**ACTION ITEM:** Every line that contains "document" must be located and copied from the data.

**PROVIDED DATA:**
-- -- --

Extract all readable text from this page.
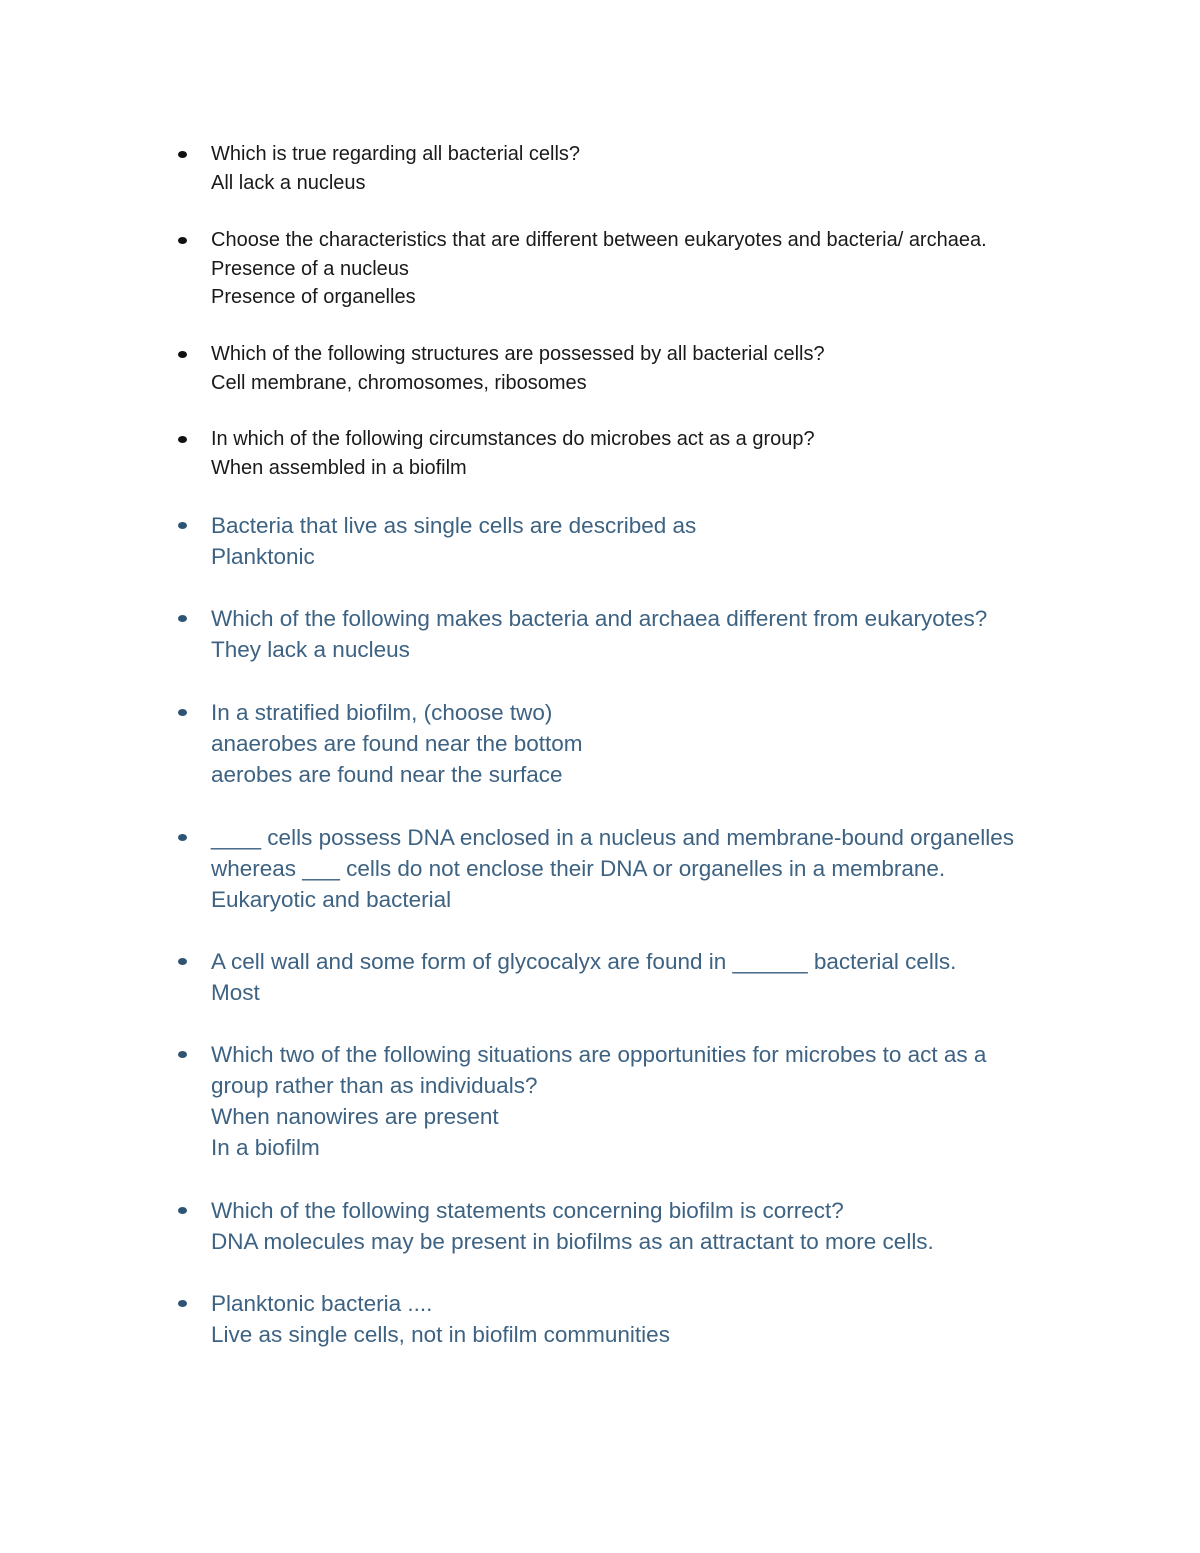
Which is true regarding all bacterial cells?
All lack a nucleus
Choose the characteristics that are different between eukaryotes and bacteria/ archaea.
Presence of a nucleus
Presence of organelles
Which of the following structures are possessed by all bacterial cells?
Cell membrane, chromosomes, ribosomes
In which of the following circumstances do microbes act as a group?
When assembled in a biofilm
Bacteria that live as single cells are described as
Planktonic
Which of the following makes bacteria and archaea different from eukaryotes?
They lack a nucleus
In a stratified biofilm, (choose two)
anaerobes are found near the bottom
aerobes are found near the surface
____ cells possess DNA enclosed in a nucleus and membrane-bound organelles
whereas ___ cells do not enclose their DNA or organelles in a membrane.
Eukaryotic and bacterial
A cell wall and some form of glycocalyx are found in ______ bacterial cells.
Most
Which two of the following situations are opportunities for microbes to act as a
group rather than as individuals?
When nanowires are present
In a biofilm
Which of the following statements concerning biofilm is correct?
DNA molecules may be present in biofilms as an attractant to more cells.
Planktonic bacteria ....
Live as single cells, not in biofilm communities
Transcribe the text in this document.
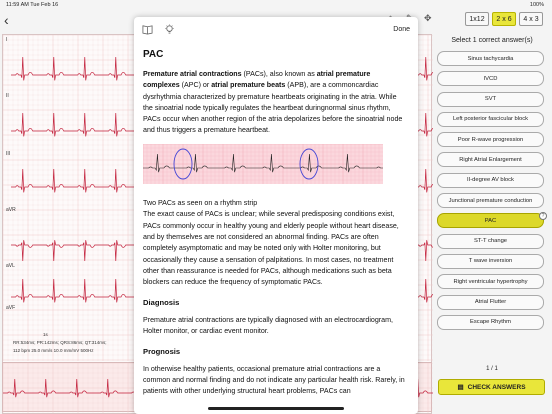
11:59 AM Tue Feb 16	100%
‹	✥	1x12	2 x 6	4 x 3
I
II
III
aVR
aVL
aVF
1s
RR:534ms; PR:142ms; QRS:86ms; QT:314ms;
112 bpm 25.0 mm/s 10.0 mm/mV 500Hz
Done
PAC

Premature atrial contractions (PACs), also known as atrial premature complexes (APC) or atrial premature beats (APB), are a commoncardiac dysrhythmia characterized by premature heartbeats originating in the atria. While the sinoatrial node typically regulates the heartbeat duringnormal sinus rhythm, PACs occur when another region of the atria depolarizes before the sinoatrial node and thus triggers a premature heartbeat.

Two PACs as seen on a rhythm strip

The exact cause of PACs is unclear; while several predisposing conditions exist, PACs commonly occur in healthy young and elderly people without heart disease, and by themselves are not considered an abnormal finding. PACs are often completely asymptomatic and may be noted only with Holter monitoring, but occasionally they cause a sensation of palpitations. In most cases, no treatment other than reassurance is needed for PACs, although medications such as beta blockers can reduce the frequency of symptomatic PACs.

Diagnosis

Premature atrial contractions are typically diagnosed with an electrocardiogram, Holter monitor, or cardiac event monitor.

Prognosis

In otherwise healthy patients, occasional premature atrial contractions are a common and normal finding and do not indicate any particular health risk. Rarely, in patients with other underlying structural heart problems, PACs can

Select 1 correct answer(s)
Sinus tachycardia
IVCD
SVT
Left posterior fascicular block
Poor R-wave progression
Right Atrial Enlargement
II-degree AV block
Junctional premature conduction
PAC
ST-T change
T wave inversion
Right ventricular hypertrophy
Atrial Flutter
Escape Rhythm
?
1 / 1
▤ CHECK ANSWERS
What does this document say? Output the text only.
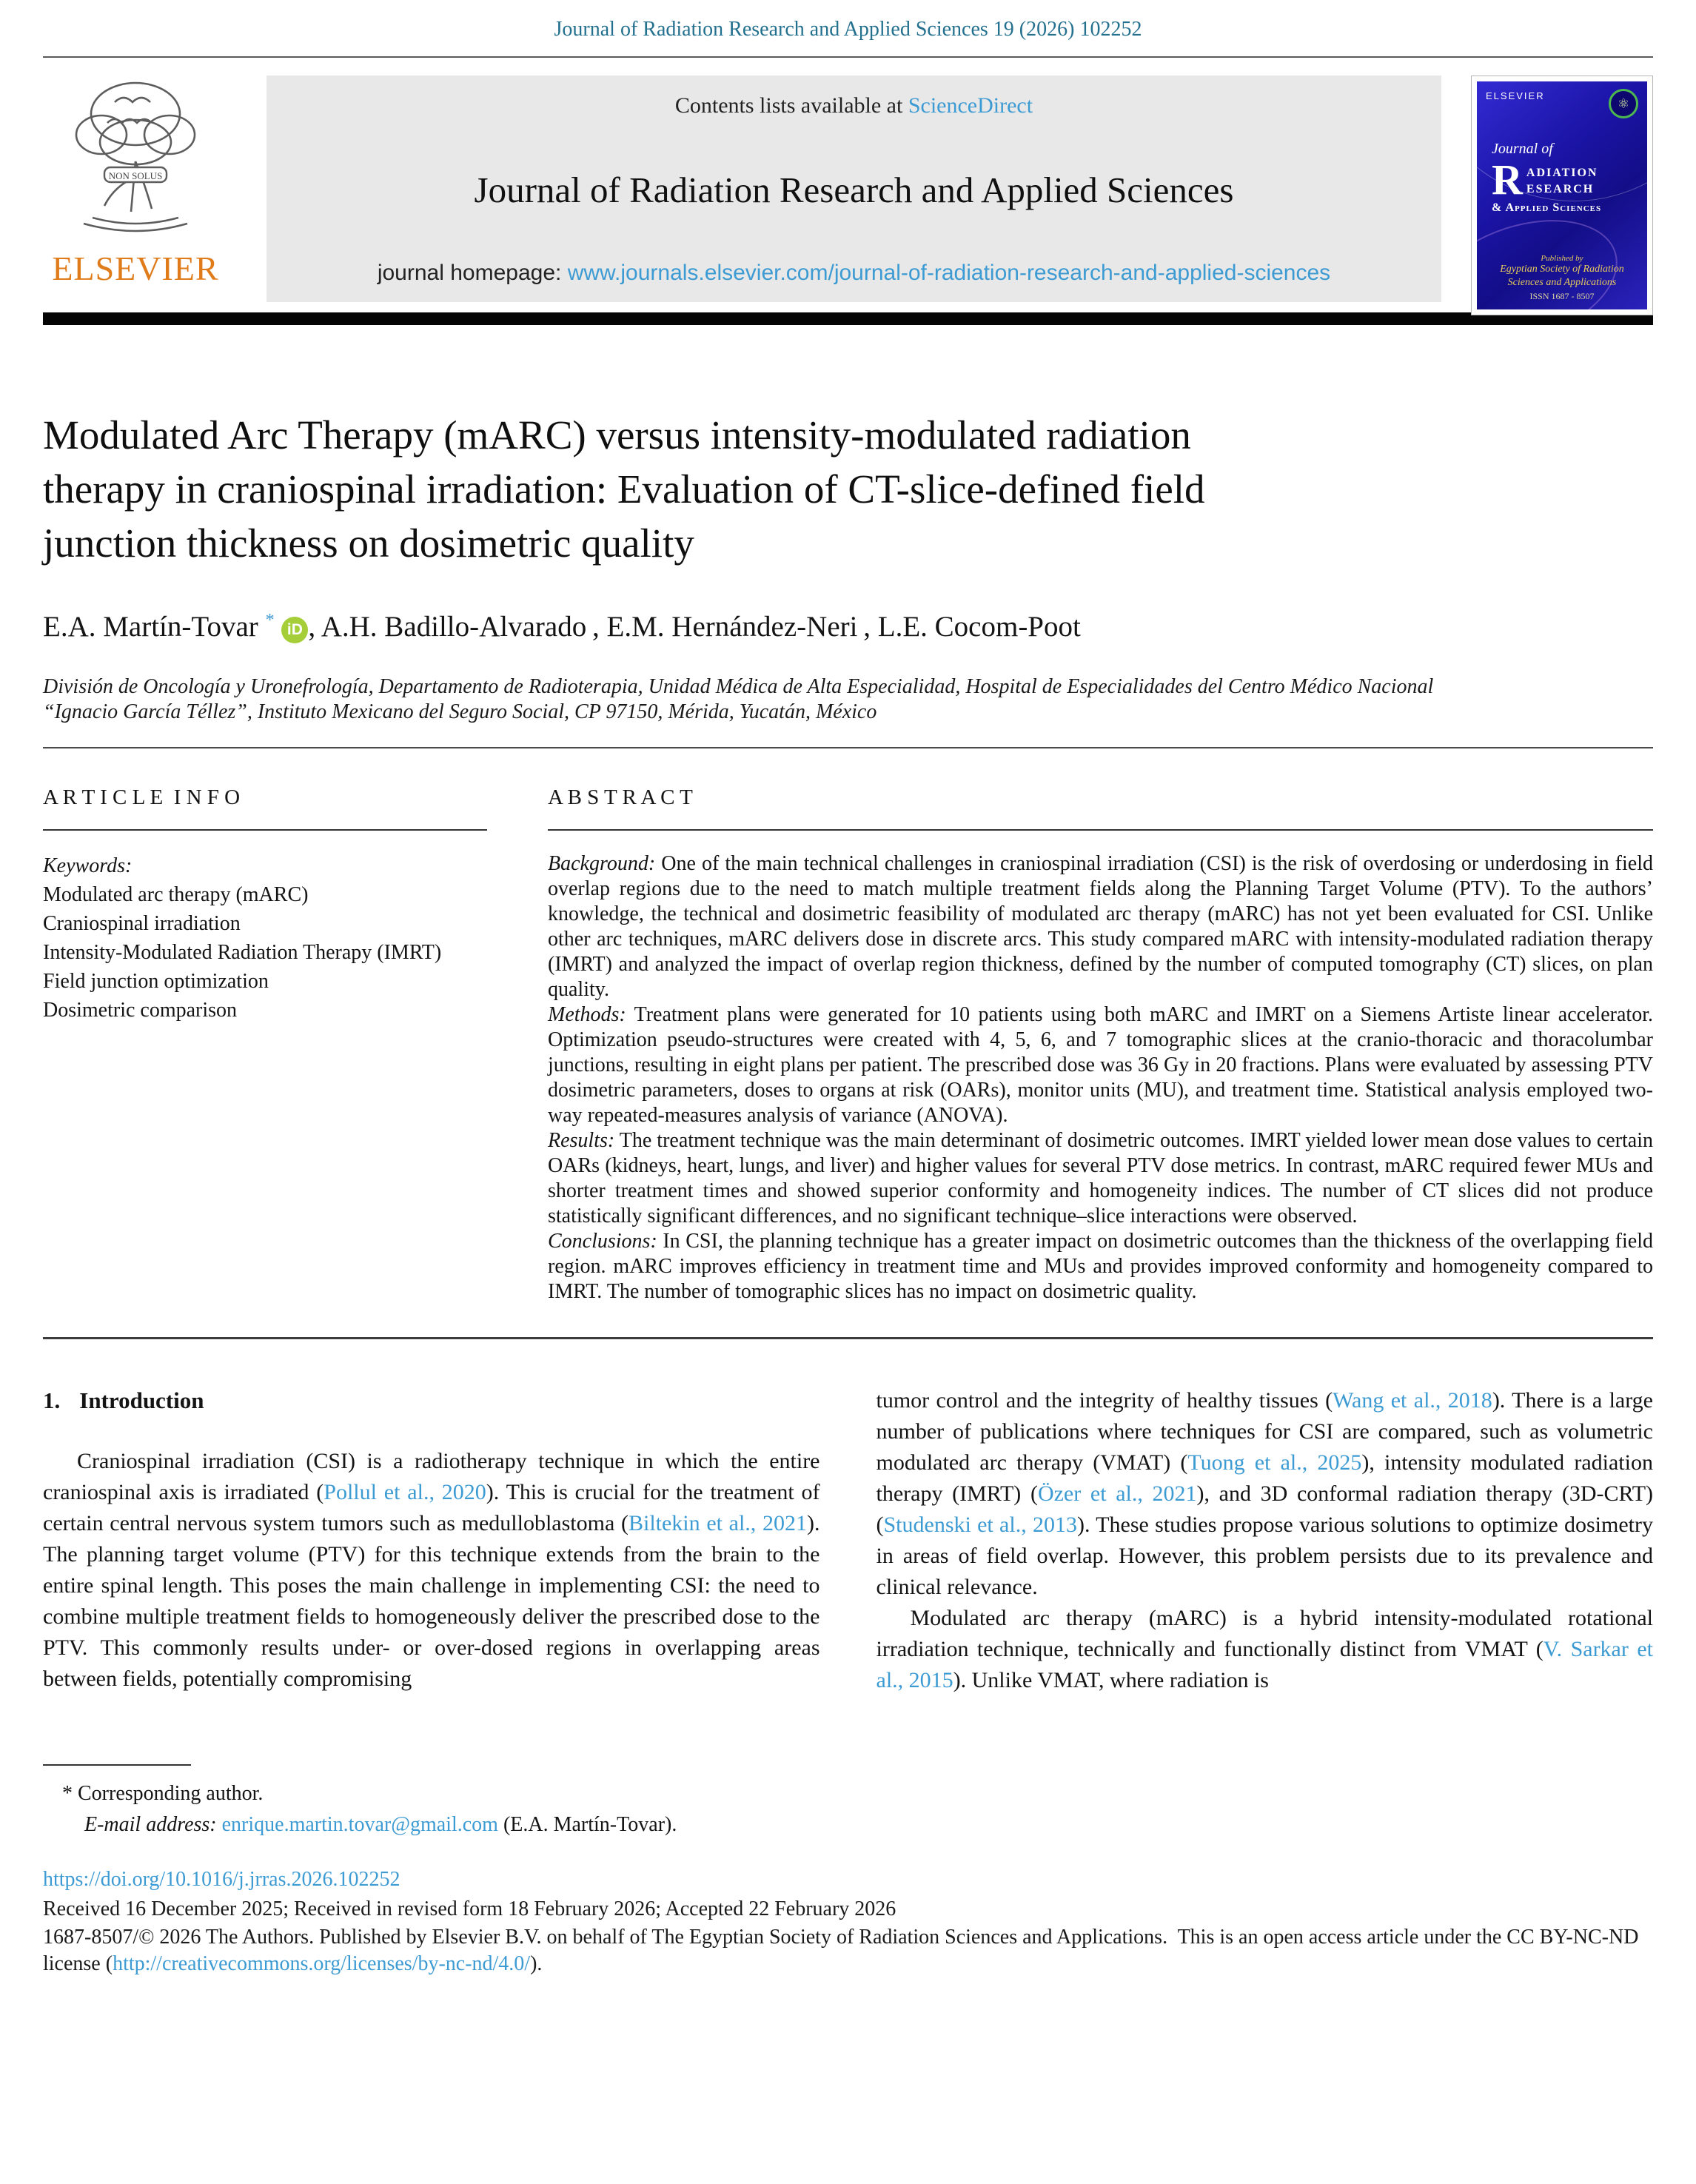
Journal of Radiation Research and Applied Sciences 19 (2026) 102252
NON SOLUS
ELSEVIER
Contents lists available at ScienceDirect
Journal of Radiation Research and Applied Sciences
journal homepage: www.journals.elsevier.com/journal-of-radiation-research-and-applied-sciences
ELSEVIER	⚛
Journal of
R ADIATION
ESEARCH
& Applied Sciences
Published by
Egyptian Society of Radiation
Sciences and Applications
ISSN 1687 - 8507
Modulated Arc Therapy (mARC) versus intensity-modulated radiation
therapy in craniospinal irradiation: Evaluation of CT-slice-defined field
junction thickness on dosimetric quality
E.A. Martín-Tovar * iD , A.H. Badillo-Alvarado , E.M. Hernández-Neri , L.E. Cocom-Poot
División de Oncología y Uronefrología, Departamento de Radioterapia, Unidad Médica de Alta Especialidad, Hospital de Especialidades del Centro Médico Nacional
“Ignacio García Téllez”, Instituto Mexicano del Seguro Social, CP 97150, Mérida, Yucatán, México
A R T I C L E  I N F O
Keywords:
Modulated arc therapy (mARC)
Craniospinal irradiation
Intensity-Modulated Radiation Therapy (IMRT)
Field junction optimization
Dosimetric comparison
A B S T R A C T
Background: One of the main technical challenges in craniospinal irradiation (CSI) is the risk of overdosing or underdosing in field overlap regions due to the need to match multiple treatment fields along the Planning Target Volume (PTV). To the authors’ knowledge, the technical and dosimetric feasibility of modulated arc therapy (mARC) has not yet been evaluated for CSI. Unlike other arc techniques, mARC delivers dose in discrete arcs. This study compared mARC with intensity-modulated radiation therapy (IMRT) and analyzed the impact of overlap region thickness, defined by the number of computed tomography (CT) slices, on plan quality.
Methods: Treatment plans were generated for 10 patients using both mARC and IMRT on a Siemens Artiste linear accelerator. Optimization pseudo-structures were created with 4, 5, 6, and 7 tomographic slices at the cranio-thoracic and thoracolumbar junctions, resulting in eight plans per patient. The prescribed dose was 36 Gy in 20 fractions. Plans were evaluated by assessing PTV dosimetric parameters, doses to organs at risk (OARs), monitor units (MU), and treatment time. Statistical analysis employed two-way repeated-measures analysis of variance (ANOVA).
Results: The treatment technique was the main determinant of dosimetric outcomes. IMRT yielded lower mean dose values to certain OARs (kidneys, heart, lungs, and liver) and higher values for several PTV dose metrics. In contrast, mARC required fewer MUs and shorter treatment times and showed superior conformity and homogeneity indices. The number of CT slices did not produce statistically significant differences, and no significant technique–slice interactions were observed.
Conclusions: In CSI, the planning technique has a greater impact on dosimetric outcomes than the thickness of the overlapping field region. mARC improves efficiency in treatment time and MUs and provides improved conformity and homogeneity compared to IMRT. The number of tomographic slices has no impact on dosimetric quality.
1. Introduction
Craniospinal irradiation (CSI) is a radiotherapy technique in which the entire craniospinal axis is irradiated (Pollul et al., 2020). This is crucial for the treatment of certain central nervous system tumors such as medulloblastoma (Biltekin et al., 2021). The planning target volume (PTV) for this technique extends from the brain to the entire spinal length. This poses the main challenge in implementing CSI: the need to combine multiple treatment fields to homogeneously deliver the prescribed dose to the PTV. This commonly results under- or over-dosed regions in overlapping areas between fields, potentially compromising
tumor control and the integrity of healthy tissues (Wang et al., 2018). There is a large number of publications where techniques for CSI are compared, such as volumetric modulated arc therapy (VMAT) (Tuong et al., 2025), intensity modulated radiation therapy (IMRT) (Özer et al., 2021), and 3D conformal radiation therapy (3D-CRT) (Studenski et al., 2013). These studies propose various solutions to optimize dosimetry in areas of field overlap. However, this problem persists due to its prevalence and clinical relevance.
Modulated arc therapy (mARC) is a hybrid intensity-modulated rotational irradiation technique, technically and functionally distinct from VMAT (V. Sarkar et al., 2015). Unlike VMAT, where radiation is
* Corresponding author.
E-mail address: enrique.martin.tovar@gmail.com (E.A. Martín-Tovar).
https://doi.org/10.1016/j.jrras.2026.102252
Received 16 December 2025; Received in revised form 18 February 2026; Accepted 22 February 2026
1687-8507/© 2026 The Authors. Published by Elsevier B.V. on behalf of The Egyptian Society of Radiation Sciences and Applications.  This is an open access article under the CC BY-NC-ND license (http://creativecommons.org/licenses/by-nc-nd/4.0/).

-- -- --

**RESPONSE BELOW:**
Transcribe the text in this document.
What does this document say? Output the text only.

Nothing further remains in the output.